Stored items
* * *
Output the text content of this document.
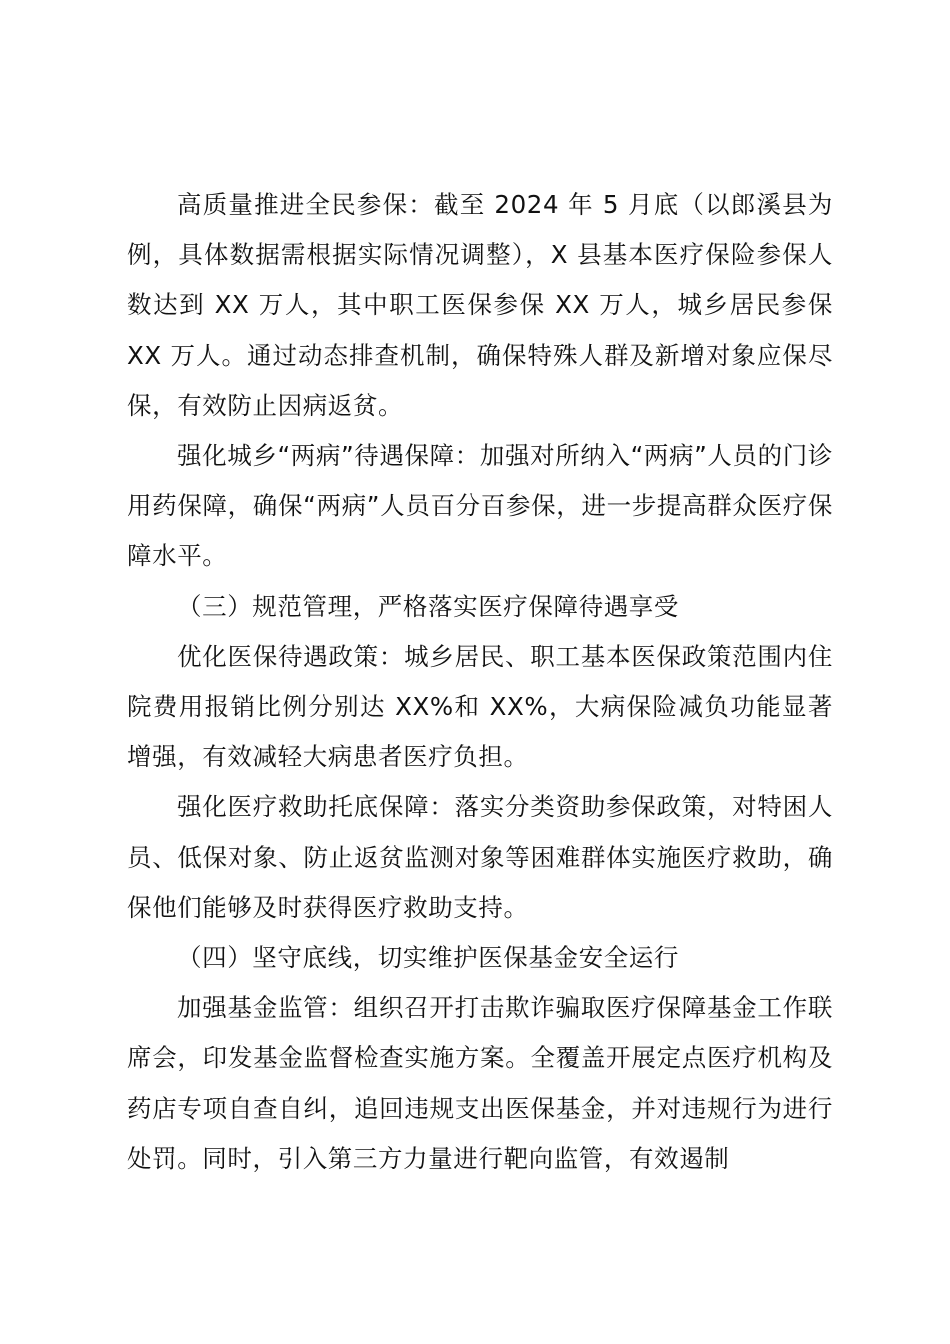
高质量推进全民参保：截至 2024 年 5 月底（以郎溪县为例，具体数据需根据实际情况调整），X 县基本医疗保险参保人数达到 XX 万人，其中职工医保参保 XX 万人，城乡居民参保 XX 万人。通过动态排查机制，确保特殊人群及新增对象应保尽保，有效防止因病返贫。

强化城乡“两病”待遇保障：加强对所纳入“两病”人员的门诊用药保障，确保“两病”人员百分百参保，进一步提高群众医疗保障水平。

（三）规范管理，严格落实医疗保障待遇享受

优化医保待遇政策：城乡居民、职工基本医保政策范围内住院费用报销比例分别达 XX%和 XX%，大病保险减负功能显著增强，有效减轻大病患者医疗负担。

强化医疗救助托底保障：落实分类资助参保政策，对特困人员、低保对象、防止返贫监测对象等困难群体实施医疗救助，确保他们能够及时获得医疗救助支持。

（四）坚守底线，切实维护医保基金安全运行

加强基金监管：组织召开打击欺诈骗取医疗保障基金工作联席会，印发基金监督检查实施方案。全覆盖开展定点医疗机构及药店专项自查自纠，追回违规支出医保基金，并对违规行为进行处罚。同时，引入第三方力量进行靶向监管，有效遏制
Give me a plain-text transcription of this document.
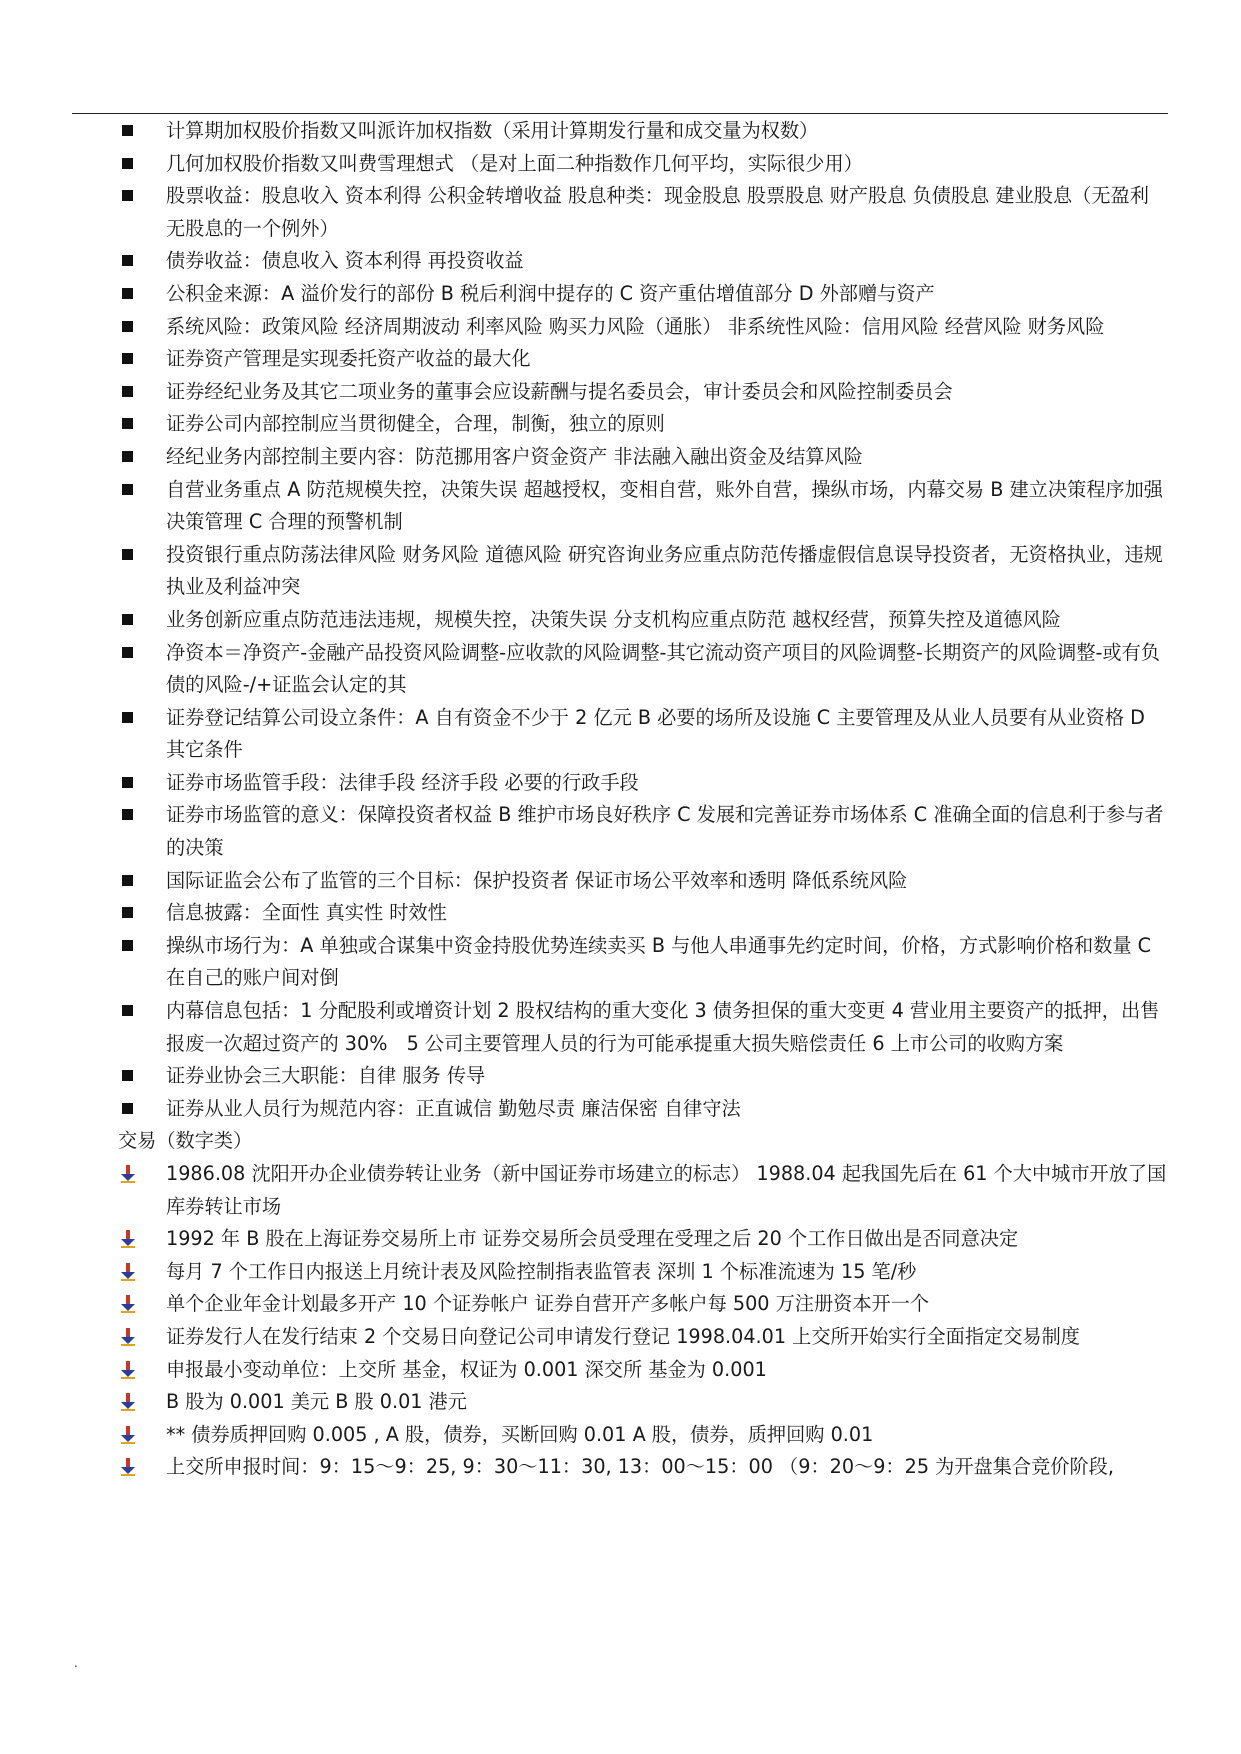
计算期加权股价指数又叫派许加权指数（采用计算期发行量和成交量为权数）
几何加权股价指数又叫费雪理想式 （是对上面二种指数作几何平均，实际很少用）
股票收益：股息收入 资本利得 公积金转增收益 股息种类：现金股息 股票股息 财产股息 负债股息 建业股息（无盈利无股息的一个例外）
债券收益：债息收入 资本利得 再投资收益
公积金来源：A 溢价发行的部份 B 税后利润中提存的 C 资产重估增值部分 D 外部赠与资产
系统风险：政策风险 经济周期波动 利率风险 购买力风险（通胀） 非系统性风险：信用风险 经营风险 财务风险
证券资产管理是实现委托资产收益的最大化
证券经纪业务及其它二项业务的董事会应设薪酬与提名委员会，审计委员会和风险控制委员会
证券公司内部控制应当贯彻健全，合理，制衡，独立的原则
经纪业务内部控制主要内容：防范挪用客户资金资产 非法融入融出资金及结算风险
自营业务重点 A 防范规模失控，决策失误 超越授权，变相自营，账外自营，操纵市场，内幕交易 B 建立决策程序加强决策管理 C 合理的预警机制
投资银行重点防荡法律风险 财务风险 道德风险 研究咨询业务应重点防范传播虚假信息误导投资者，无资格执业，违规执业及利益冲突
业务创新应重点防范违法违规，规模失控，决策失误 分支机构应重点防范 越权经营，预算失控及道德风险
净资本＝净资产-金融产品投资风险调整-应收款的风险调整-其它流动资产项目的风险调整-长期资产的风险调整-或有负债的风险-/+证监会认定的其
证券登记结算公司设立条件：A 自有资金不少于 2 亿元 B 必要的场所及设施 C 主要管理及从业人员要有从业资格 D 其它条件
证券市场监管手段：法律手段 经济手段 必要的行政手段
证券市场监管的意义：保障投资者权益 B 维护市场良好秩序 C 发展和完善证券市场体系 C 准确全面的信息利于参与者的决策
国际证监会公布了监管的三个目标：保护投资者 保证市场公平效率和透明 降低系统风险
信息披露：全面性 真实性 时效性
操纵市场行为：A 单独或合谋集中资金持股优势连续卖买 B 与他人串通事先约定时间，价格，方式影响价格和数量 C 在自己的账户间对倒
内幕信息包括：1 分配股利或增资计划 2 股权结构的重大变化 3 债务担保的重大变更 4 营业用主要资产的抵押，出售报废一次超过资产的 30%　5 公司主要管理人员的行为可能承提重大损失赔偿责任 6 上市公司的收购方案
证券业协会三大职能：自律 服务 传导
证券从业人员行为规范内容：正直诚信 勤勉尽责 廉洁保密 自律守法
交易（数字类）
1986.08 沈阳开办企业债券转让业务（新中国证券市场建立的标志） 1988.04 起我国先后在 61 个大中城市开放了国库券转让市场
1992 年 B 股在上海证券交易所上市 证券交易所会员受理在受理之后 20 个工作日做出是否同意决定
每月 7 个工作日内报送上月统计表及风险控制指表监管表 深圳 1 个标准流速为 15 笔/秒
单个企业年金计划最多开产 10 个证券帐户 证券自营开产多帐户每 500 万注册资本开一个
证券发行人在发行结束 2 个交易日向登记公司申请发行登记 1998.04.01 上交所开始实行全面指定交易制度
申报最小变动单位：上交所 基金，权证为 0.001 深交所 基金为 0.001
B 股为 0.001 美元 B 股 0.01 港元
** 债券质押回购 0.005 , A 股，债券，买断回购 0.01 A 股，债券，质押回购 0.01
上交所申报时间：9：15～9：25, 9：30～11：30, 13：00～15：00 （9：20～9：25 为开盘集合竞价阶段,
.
* * *
The request:
Send back the data above word for word, with the pictures left out.

Full solution:
Output the text content of this document.
高质量推进全民参保：截至 2024 年 5 月底（以郎溪县为例，具体数据需根据实际情况调整），X 县基本医疗保险参保人数达到 XX 万人，其中职工医保参保 XX 万人，城乡居民参保 XX 万人。通过动态排查机制，确保特殊人群及新增对象应保尽保，有效防止因病返贫。

强化城乡“两病”待遇保障：加强对所纳入“两病”人员的门诊用药保障，确保“两病”人员百分百参保，进一步提高群众医疗保障水平。

（三）规范管理，严格落实医疗保障待遇享受

优化医保待遇政策：城乡居民、职工基本医保政策范围内住院费用报销比例分别达 XX%和 XX%，大病保险减负功能显著增强，有效减轻大病患者医疗负担。

强化医疗救助托底保障：落实分类资助参保政策，对特困人员、低保对象、防止返贫监测对象等困难群体实施医疗救助，确保他们能够及时获得医疗救助支持。

（四）坚守底线，切实维护医保基金安全运行

加强基金监管：组织召开打击欺诈骗取医疗保障基金工作联席会，印发基金监督检查实施方案。全覆盖开展定点医疗机构及药店专项自查自纠，追回违规支出医保基金，并对违规行为进行处罚。同时，引入第三方力量进行靶向监管，有效遏制
Give me a plain-text transcription of this document.
计算期加权股价指数又叫派许加权指数（采用计算期发行量和成交量为权数）
几何加权股价指数又叫费雪理想式 （是对上面二种指数作几何平均，实际很少用）
股票收益：股息收入 资本利得 公积金转增收益 股息种类：现金股息 股票股息 财产股息 负债股息 建业股息（无盈利无股息的一个例外）
债券收益：债息收入 资本利得 再投资收益
公积金来源：A 溢价发行的部份 B 税后利润中提存的 C 资产重估增值部分 D 外部赠与资产
系统风险：政策风险 经济周期波动 利率风险 购买力风险（通胀） 非系统性风险：信用风险 经营风险 财务风险
证券资产管理是实现委托资产收益的最大化
证券经纪业务及其它二项业务的董事会应设薪酬与提名委员会，审计委员会和风险控制委员会
证券公司内部控制应当贯彻健全，合理，制衡，独立的原则
经纪业务内部控制主要内容：防范挪用客户资金资产 非法融入融出资金及结算风险
自营业务重点 A 防范规模失控，决策失误 超越授权，变相自营，账外自营，操纵市场，内幕交易 B 建立决策程序加强决策管理 C 合理的预警机制
投资银行重点防荡法律风险 财务风险 道德风险 研究咨询业务应重点防范传播虚假信息误导投资者，无资格执业，违规执业及利益冲突
业务创新应重点防范违法违规，规模失控，决策失误 分支机构应重点防范 越权经营，预算失控及道德风险
净资本＝净资产-金融产品投资风险调整-应收款的风险调整-其它流动资产项目的风险调整-长期资产的风险调整-或有负债的风险-/+证监会认定的其
证券登记结算公司设立条件：A 自有资金不少于 2 亿元 B 必要的场所及设施 C 主要管理及从业人员要有从业资格 D 其它条件
证券市场监管手段：法律手段 经济手段 必要的行政手段
证券市场监管的意义：保障投资者权益 B 维护市场良好秩序 C 发展和完善证券市场体系 C 准确全面的信息利于参与者的决策
国际证监会公布了监管的三个目标：保护投资者 保证市场公平效率和透明 降低系统风险
信息披露：全面性 真实性 时效性
操纵市场行为：A 单独或合谋集中资金持股优势连续卖买 B 与他人串通事先约定时间，价格，方式影响价格和数量 C 在自己的账户间对倒
内幕信息包括：1 分配股利或增资计划 2 股权结构的重大变化 3 债务担保的重大变更 4 营业用主要资产的抵押，出售报废一次超过资产的 30%　5 公司主要管理人员的行为可能承提重大损失赔偿责任 6 上市公司的收购方案
证券业协会三大职能：自律 服务 传导
证券从业人员行为规范内容：正直诚信 勤勉尽责 廉洁保密 自律守法
交易（数字类）
1986.08 沈阳开办企业债券转让业务（新中国证券市场建立的标志） 1988.04 起我国先后在 61 个大中城市开放了国库券转让市场
1992 年 B 股在上海证券交易所上市 证券交易所会员受理在受理之后 20 个工作日做出是否同意决定
每月 7 个工作日内报送上月统计表及风险控制指表监管表 深圳 1 个标准流速为 15 笔/秒
单个企业年金计划最多开产 10 个证券帐户 证券自营开产多帐户每 500 万注册资本开一个
证券发行人在发行结束 2 个交易日向登记公司申请发行登记 1998.04.01 上交所开始实行全面指定交易制度
申报最小变动单位：上交所 基金，权证为 0.001 深交所 基金为 0.001
B 股为 0.001 美元 B 股 0.01 港元
** 债券质押回购 0.005 , A 股，债券，买断回购 0.01 A 股，债券，质押回购 0.01
上交所申报时间：9：15～9：25, 9：30～11：30, 13：00～15：00 （9：20～9：25 为开盘集合竞价阶段,
.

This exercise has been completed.